== Raw records ==
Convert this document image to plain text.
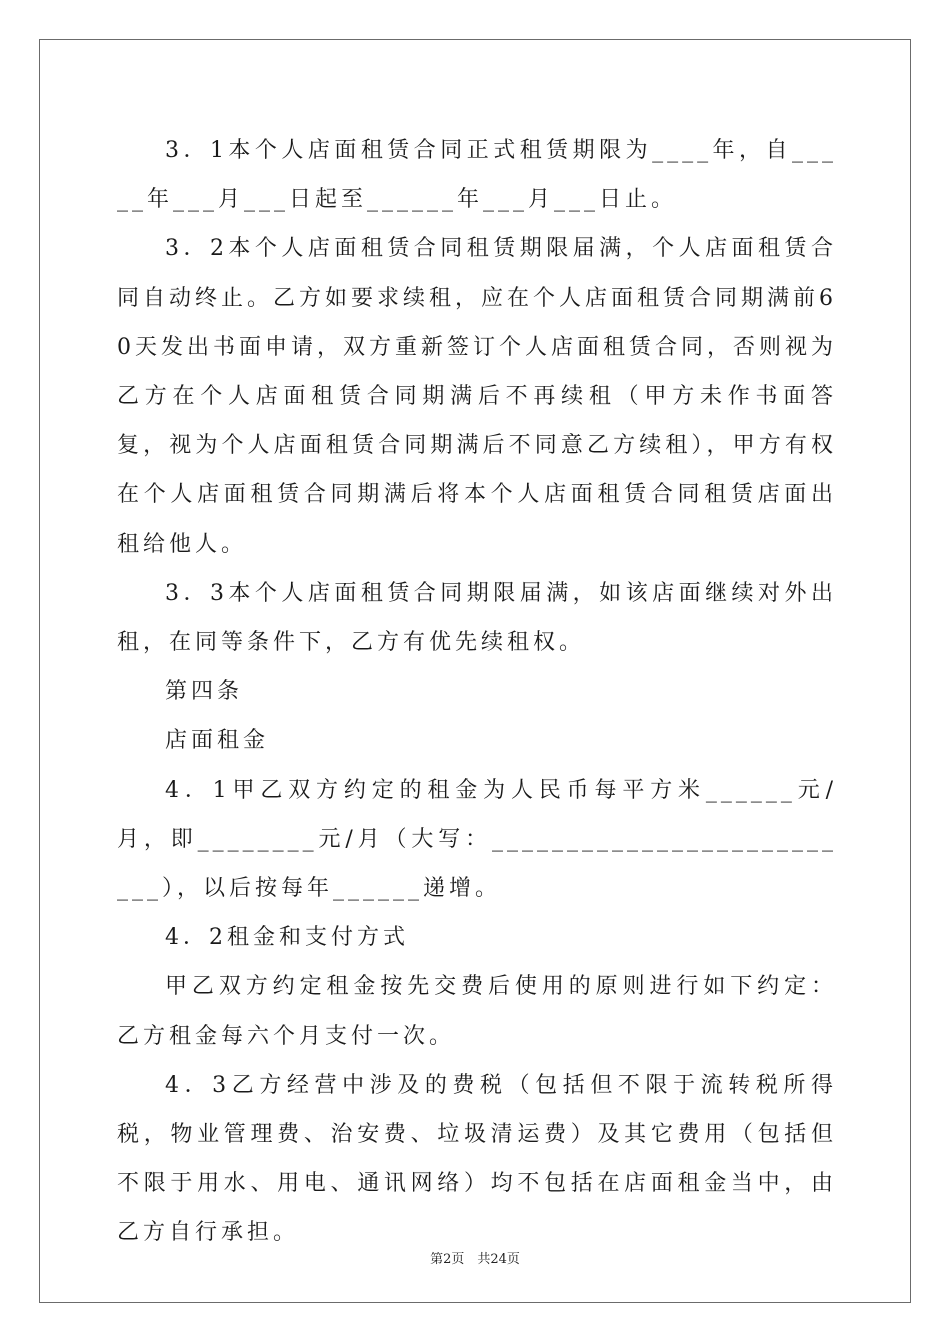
3．1本个人店面租赁合同正式租赁期限为____年，自_____年___月___日起至______年___月___日止。

3．2本个人店面租赁合同租赁期限届满，个人店面租赁合同自动终止。乙方如要求续租，应在个人店面租赁合同期满前60天发出书面申请，双方重新签订个人店面租赁合同，否则视为乙方在个人店面租赁合同期满后不再续租（甲方未作书面答复，视为个人店面租赁合同期满后不同意乙方续租），甲方有权在个人店面租赁合同期满后将本个人店面租赁合同租赁店面出租给他人。

3．3本个人店面租赁合同期限届满，如该店面继续对外出租，在同等条件下，乙方有优先续租权。

第四条

店面租金

4．1甲乙双方约定的租金为人民币每平方米______元/月，即________元/月（大写：__________________________），以后按每年______递增。

4．2租金和支付方式

甲乙双方约定租金按先交费后使用的原则进行如下约定：乙方租金每六个月支付一次。

4．3乙方经营中涉及的费税（包括但不限于流转税所得税，物业管理费、治安费、垃圾清运费）及其它费用（包括但不限于用水、用电、通讯网络）均不包括在店面租金当中，由乙方自行承担。

第2页　共24页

== DIRECTIONS FOR THIS TASK ==
Repeat verbatim all the material, but not the pictures.

== OUTPUT FOR THIS TASK ==
Convert this document image to plain text.
3．1本个人店面租赁合同正式租赁期限为____年，自_____年___月___日起至______年___月___日止。

3．2本个人店面租赁合同租赁期限届满，个人店面租赁合同自动终止。乙方如要求续租，应在个人店面租赁合同期满前60天发出书面申请，双方重新签订个人店面租赁合同，否则视为乙方在个人店面租赁合同期满后不再续租（甲方未作书面答复，视为个人店面租赁合同期满后不同意乙方续租），甲方有权在个人店面租赁合同期满后将本个人店面租赁合同租赁店面出租给他人。

3．3本个人店面租赁合同期限届满，如该店面继续对外出租，在同等条件下，乙方有优先续租权。

第四条

店面租金

4．1甲乙双方约定的租金为人民币每平方米______元/月，即________元/月（大写：__________________________），以后按每年______递增。

4．2租金和支付方式

甲乙双方约定租金按先交费后使用的原则进行如下约定：乙方租金每六个月支付一次。

4．3乙方经营中涉及的费税（包括但不限于流转税所得税，物业管理费、治安费、垃圾清运费）及其它费用（包括但不限于用水、用电、通讯网络）均不包括在店面租金当中，由乙方自行承担。

第2页　共24页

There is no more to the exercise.